*GIVEN EXERCISE:*
In the records that follow, show each line where the word "Edwards" is present.

——

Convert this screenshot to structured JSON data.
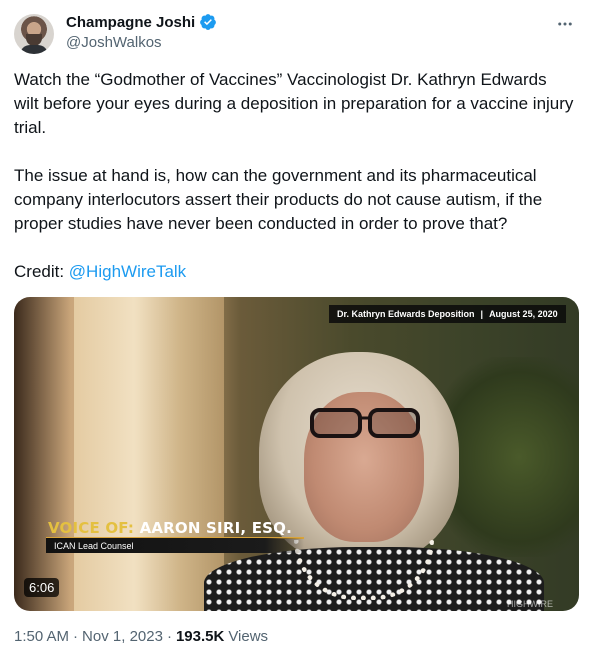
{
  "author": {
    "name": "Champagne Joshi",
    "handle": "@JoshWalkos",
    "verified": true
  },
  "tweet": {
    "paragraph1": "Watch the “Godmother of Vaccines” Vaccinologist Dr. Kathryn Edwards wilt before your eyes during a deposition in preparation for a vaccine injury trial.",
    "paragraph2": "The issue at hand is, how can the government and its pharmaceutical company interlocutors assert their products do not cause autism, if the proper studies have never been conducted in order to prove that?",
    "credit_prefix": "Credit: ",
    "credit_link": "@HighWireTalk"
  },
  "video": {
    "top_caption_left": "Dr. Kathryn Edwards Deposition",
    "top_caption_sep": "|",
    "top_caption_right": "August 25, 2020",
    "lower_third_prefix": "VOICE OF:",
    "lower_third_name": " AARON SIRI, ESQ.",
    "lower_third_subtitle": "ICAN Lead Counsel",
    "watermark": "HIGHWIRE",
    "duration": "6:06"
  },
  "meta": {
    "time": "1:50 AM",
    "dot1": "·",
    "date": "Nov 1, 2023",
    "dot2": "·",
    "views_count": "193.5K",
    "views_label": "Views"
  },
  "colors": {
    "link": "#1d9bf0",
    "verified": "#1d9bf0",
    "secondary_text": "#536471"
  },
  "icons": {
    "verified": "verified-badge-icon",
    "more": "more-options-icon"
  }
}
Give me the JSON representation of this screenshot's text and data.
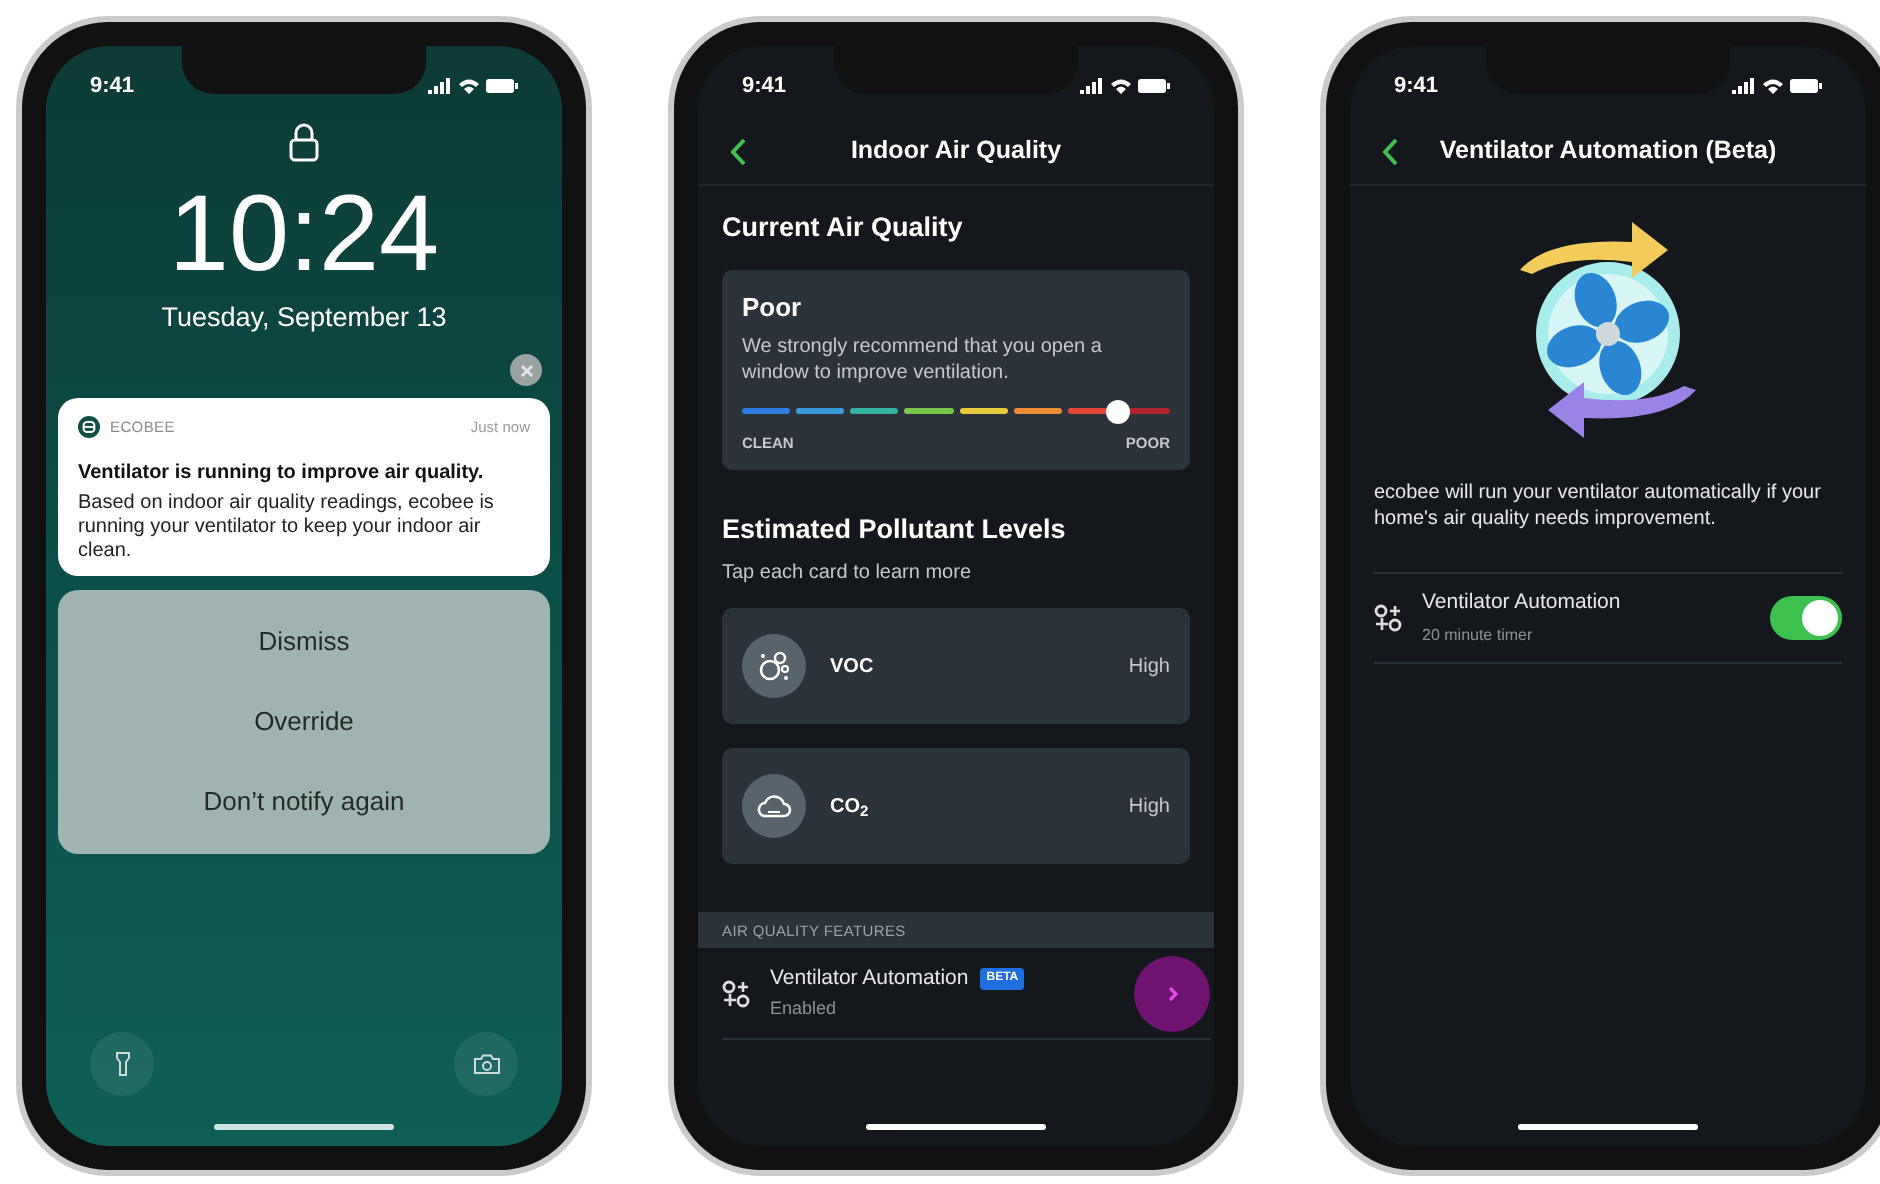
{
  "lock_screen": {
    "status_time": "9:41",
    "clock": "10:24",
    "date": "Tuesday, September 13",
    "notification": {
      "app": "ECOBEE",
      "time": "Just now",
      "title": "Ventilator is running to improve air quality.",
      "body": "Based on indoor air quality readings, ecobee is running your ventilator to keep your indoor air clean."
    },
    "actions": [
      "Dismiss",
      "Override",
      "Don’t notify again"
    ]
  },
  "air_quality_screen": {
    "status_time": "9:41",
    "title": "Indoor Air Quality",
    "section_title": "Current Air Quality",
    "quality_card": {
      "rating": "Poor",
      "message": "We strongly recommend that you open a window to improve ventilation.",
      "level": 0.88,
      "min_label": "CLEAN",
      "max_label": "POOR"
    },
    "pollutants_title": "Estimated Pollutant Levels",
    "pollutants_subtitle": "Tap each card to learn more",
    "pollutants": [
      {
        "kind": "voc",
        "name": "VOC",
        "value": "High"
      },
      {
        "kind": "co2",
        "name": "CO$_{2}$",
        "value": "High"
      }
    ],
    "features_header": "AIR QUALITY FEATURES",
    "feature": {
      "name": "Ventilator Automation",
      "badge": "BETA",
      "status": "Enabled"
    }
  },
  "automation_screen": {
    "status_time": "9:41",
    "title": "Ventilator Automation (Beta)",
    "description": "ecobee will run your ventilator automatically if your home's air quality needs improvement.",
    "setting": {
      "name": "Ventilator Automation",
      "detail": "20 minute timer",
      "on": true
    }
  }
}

——

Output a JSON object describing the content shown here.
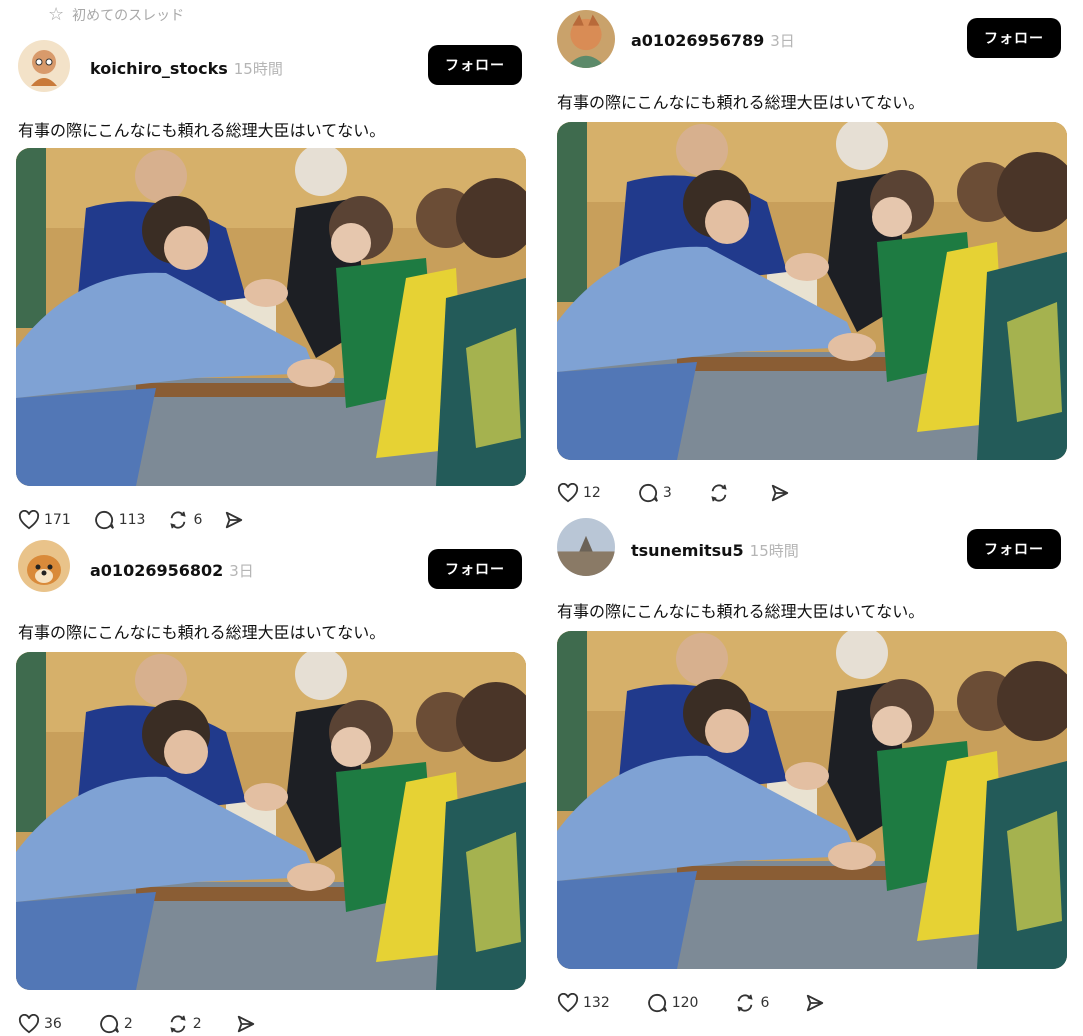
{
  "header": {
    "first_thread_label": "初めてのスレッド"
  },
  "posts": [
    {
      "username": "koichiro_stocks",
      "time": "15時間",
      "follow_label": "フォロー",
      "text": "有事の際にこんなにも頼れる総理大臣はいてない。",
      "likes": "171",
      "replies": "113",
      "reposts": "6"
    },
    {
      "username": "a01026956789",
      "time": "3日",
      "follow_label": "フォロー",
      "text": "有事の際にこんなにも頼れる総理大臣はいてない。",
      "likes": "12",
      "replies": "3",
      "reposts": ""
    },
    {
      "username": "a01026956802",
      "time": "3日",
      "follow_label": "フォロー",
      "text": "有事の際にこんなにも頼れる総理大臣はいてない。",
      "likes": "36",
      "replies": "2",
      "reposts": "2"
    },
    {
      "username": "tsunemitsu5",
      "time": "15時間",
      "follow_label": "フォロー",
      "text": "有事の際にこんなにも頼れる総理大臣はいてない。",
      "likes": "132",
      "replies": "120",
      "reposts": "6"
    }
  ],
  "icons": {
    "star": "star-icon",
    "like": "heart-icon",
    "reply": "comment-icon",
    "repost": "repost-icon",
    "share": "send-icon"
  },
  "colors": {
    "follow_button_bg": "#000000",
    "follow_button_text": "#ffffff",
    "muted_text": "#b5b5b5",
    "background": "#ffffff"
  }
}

——

*COMPLETE RESPONSE:*
    "paragraph1": "Watch the “Godmother of Vaccines” Vaccinologist Dr. Kathryn Edwards wilt before your eyes during a deposition in preparation for a vaccine injury trial.",
    "top_caption_left": "Dr. Kathryn Edwards Deposition",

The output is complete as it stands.